**Items from a figure collection**
╔══

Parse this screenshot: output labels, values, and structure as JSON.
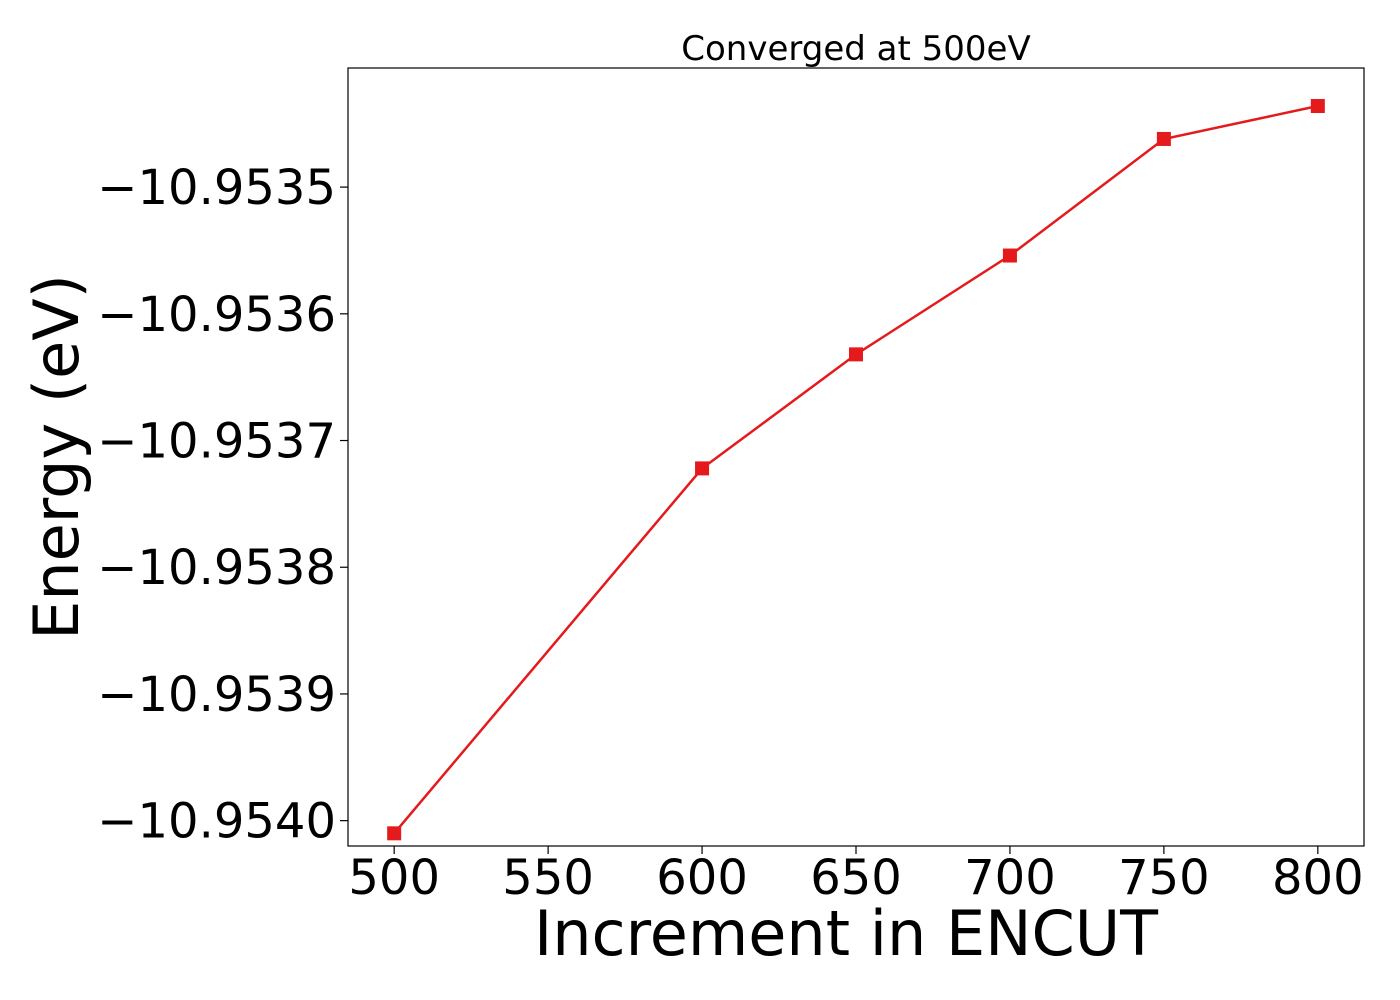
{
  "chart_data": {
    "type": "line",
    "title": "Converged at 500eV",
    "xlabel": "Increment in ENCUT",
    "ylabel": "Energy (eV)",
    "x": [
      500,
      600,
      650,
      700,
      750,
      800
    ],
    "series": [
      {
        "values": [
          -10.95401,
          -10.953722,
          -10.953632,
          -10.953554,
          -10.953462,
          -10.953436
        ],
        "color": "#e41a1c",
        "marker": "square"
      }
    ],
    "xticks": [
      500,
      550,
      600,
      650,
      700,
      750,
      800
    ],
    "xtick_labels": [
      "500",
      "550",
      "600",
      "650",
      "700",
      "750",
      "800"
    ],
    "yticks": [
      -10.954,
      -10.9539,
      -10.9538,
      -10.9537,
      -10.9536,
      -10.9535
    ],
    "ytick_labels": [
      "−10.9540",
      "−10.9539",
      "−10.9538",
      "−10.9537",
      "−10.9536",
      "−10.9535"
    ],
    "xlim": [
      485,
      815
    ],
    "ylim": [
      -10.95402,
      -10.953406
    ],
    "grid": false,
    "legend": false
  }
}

╚══

**Requirement**
Copy every line above word for word and exclude the pictures.

**Reply**
Parse this screenshot: output labels, values, and structure as JSON.
{
  "chart_data": {
    "type": "line",
    "title": "Converged at 500eV",
    "xlabel": "Increment in ENCUT",
    "ylabel": "Energy (eV)",
    "x": [
      500,
      600,
      650,
      700,
      750,
      800
    ],
    "series": [
      {
        "values": [
          -10.95401,
          -10.953722,
          -10.953632,
          -10.953554,
          -10.953462,
          -10.953436
        ],
        "color": "#e41a1c",
        "marker": "square"
      }
    ],
    "xticks": [
      500,
      550,
      600,
      650,
      700,
      750,
      800
    ],
    "xtick_labels": [
      "500",
      "550",
      "600",
      "650",
      "700",
      "750",
      "800"
    ],
    "yticks": [
      -10.954,
      -10.9539,
      -10.9538,
      -10.9537,
      -10.9536,
      -10.9535
    ],
    "ytick_labels": [
      "−10.9540",
      "−10.9539",
      "−10.9538",
      "−10.9537",
      "−10.9536",
      "−10.9535"
    ],
    "xlim": [
      485,
      815
    ],
    "ylim": [
      -10.95402,
      -10.953406
    ],
    "grid": false,
    "legend": false
  }
}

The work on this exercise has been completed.